• _EXERCISE REQUIREMENTS_:
- 1) List every person named in the SLAM thesis page.
- 2) Write what comes next in the SLAM thesis page, beginning right after its last sentence.

* Start PAGE EXCERPT *

Modeling, implementation and evaluation of SLAM for determination of anchor configurations

Status: abgeschlossen
Betreuer: Horst Hellbrück , Manfred Constapel
Student: Yuefeng Liu


Industry 4.0 applications become more and more important. Real-time data acquisition allows the construction of digital representation of real production lines. These representations ("digital twins") create great opportunities for process management and optimization. To achieve that, the system needs to be able to accurately pinpoint the location of goods, tools and production parts. Research and practice show that localization systems can be realized with a high degree of accuracy by using Ultra-Wide-Band (UWB) technology. Anchors (transmitters) are placed all over the production line, all moveable objects can be equipped with or become a tag (receiver). Thus, a tag provides its position within the production line using distance measurements from several anchors. For this, positions of all anchors need to be known in advance. The determination of the precise positions of anchors in an unknown production line can be treated as a problem of SLAM (simultaneous localization and mapping).


Consider a randomly placed robot (e.g. Roomba) equipped and connected to a UWB tag, is placed at an unknown position and unknown environment (the production line). The robot will (randomly) walk around the environment, in order to capture the positions of arbitrarily placed UWB anchors via distance measurements. The goal is to simultaneously create a map and estimate the own position and pose with noisy odometry readings. This requires prior knowledge of anchor positions. Due to non-perfect pose estimations, the anchor positions become inaccurate over time. On the one hand, the mutual aim of SLAM is to provide reliable pose estimation, on the other hand accurate anchor localization.

* End PAGE EXCERPT *
* Start RAW DATA *

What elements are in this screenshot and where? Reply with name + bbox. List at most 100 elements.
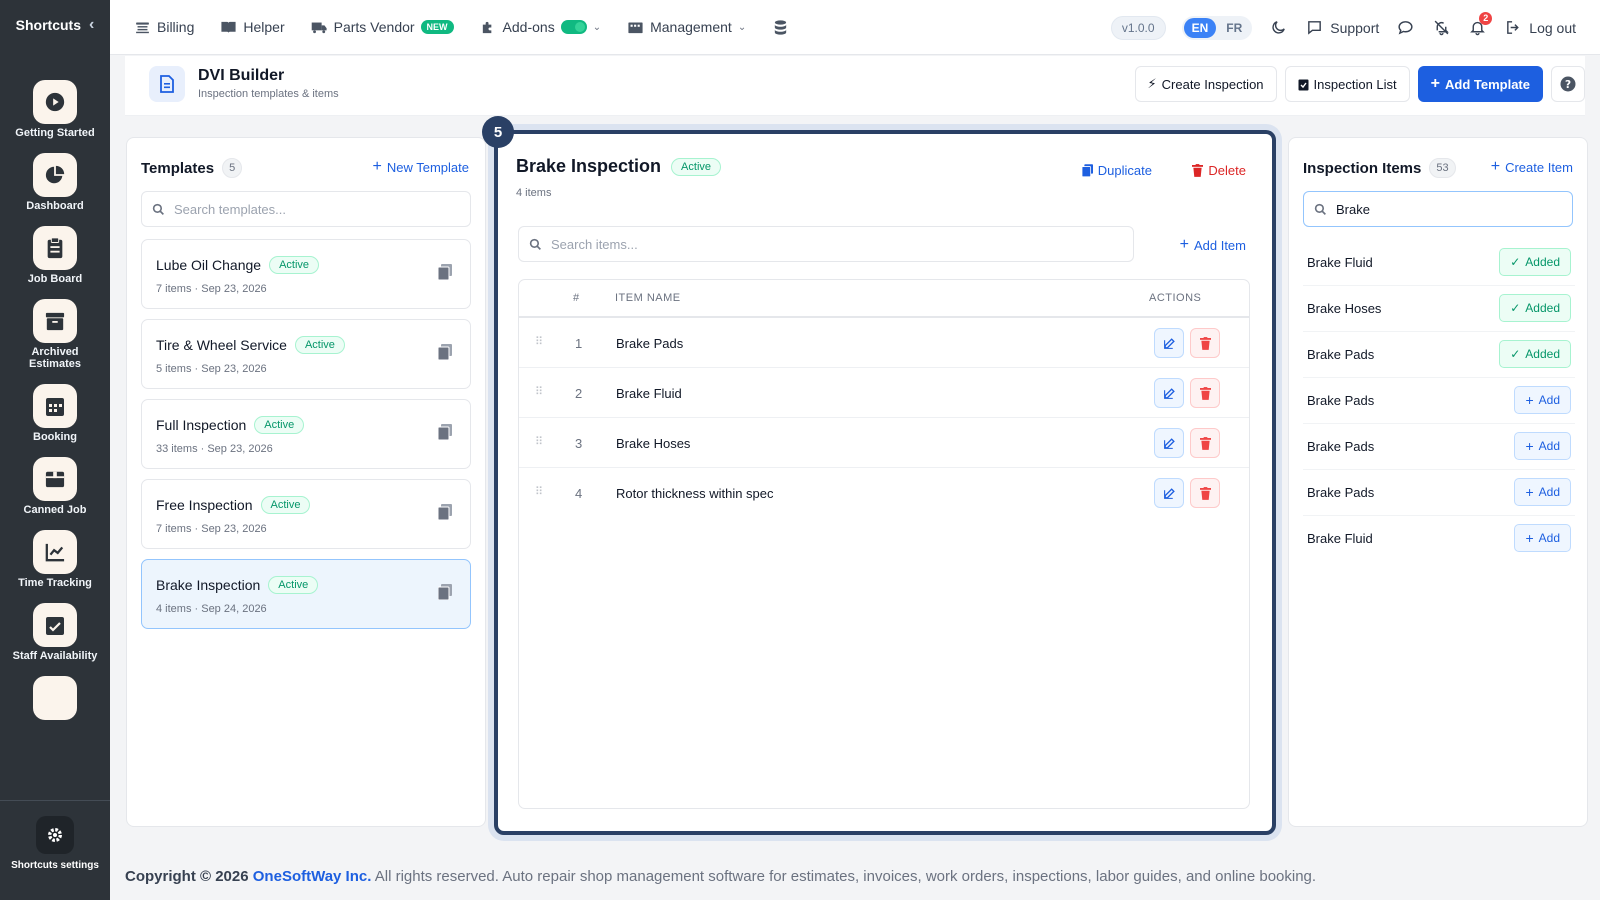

* End RAW DATA *

• _WRITTEN RESPONSES_:
- 1) Horst Hellbrück, Manfred Constapel, Yuefeng Liu

- 2)
  • Comprehensive and well explained system design
  • Reasonably introduced models for the system dynamics
  • Systematic analysis and proper evaluation of the proposed solution


  • Development and evaluation of a solution to the previously stated SLAM problem
  • Analytical modeling of relevant system dynamics and noise (e.g. motion, odometry readings, distance measurements)
  • Simulation of the solution for a given production line with 44 anchors and an area of about 2000 square meters


  • Good programming skills in Python or an akin programming language
  • Basic knowledge about Bayesian filters (e.g. Kalman filter)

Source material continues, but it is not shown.